§ WRITTEN TASK: Transcribe all the entries word for word, but omit the images.

[A run of records]
┄┄┄┄┄┄┄┄┄┄

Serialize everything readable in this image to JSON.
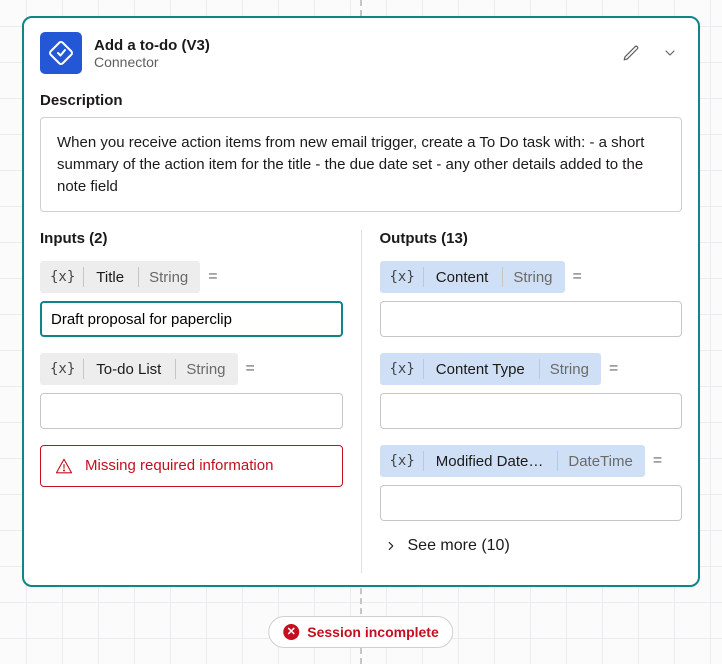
{
  "header": {
    "title": "Add a to-do (V3)",
    "subtitle": "Connector"
  },
  "description_label": "Description",
  "description": "When you receive action items from new email trigger, create a To Do task with: - a short summary of the action item for the title - the due date set - any other details added to the note field",
  "inputs": {
    "heading": "Inputs (2)",
    "fx": "{x}",
    "equals": "=",
    "fields": [
      {
        "name": "Title",
        "type": "String",
        "value": "Draft proposal for paperclip",
        "focused": true
      },
      {
        "name": "To-do List",
        "type": "String",
        "value": "",
        "focused": false
      }
    ],
    "error": "Missing required information"
  },
  "outputs": {
    "heading": "Outputs (13)",
    "fx": "{x}",
    "equals": "=",
    "fields": [
      {
        "name": "Content",
        "type": "String",
        "value": ""
      },
      {
        "name": "Content Type",
        "type": "String",
        "value": ""
      },
      {
        "name": "Modified Date…",
        "type": "DateTime",
        "value": ""
      }
    ],
    "see_more": "See more (10)"
  },
  "status": "Session incomplete"
}
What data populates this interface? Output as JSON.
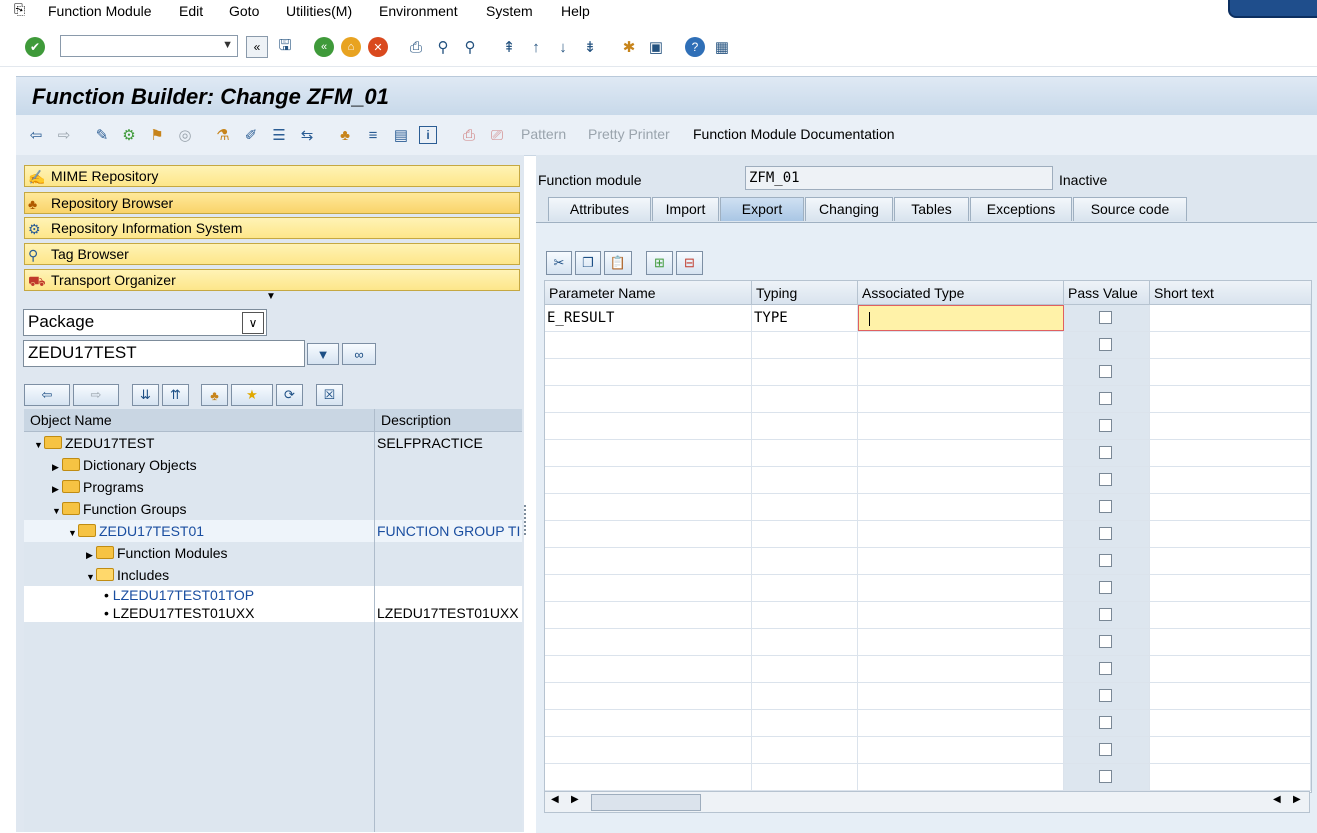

┄┄┄┄┄┄┄┄┄┄

§ REPLY:
Serialize everything readable in this image to JSON.
{
  "header": {
    "title": "Add a to-do (V3)",
    "subtitle": "Connector"
  },
  "description_label": "Description",
  "description": "When you receive action items from new email trigger, create a To Do task with: - a short summary of the action item for the title - the due date set - any other details added to the note field",
  "inputs": {
    "heading": "Inputs (2)",
    "fx": "{x}",
    "equals": "=",
    "fields": [
      {
        "name": "Title",
        "type": "String",
        "value": "Draft proposal for paperclip",
        "focused": true
      },
      {
        "name": "To-do List",
        "type": "String",
        "value": "",
        "focused": false
      }
    ],
    "error": "Missing required information"
  },
  "outputs": {
    "heading": "Outputs (13)",
    "fx": "{x}",
    "equals": "=",
    "fields": [
      {
        "name": "Content",
        "type": "String",
        "value": ""
      },
      {
        "name": "Content Type",
        "type": "String",
        "value": ""
      },
      {
        "name": "Modified Date…",
        "type": "DateTime",
        "value": ""
      }
    ],
    "see_more": "See more (10)"
  },
  "status": "Session incomplete"
}
What data populates this interface? Output as JSON.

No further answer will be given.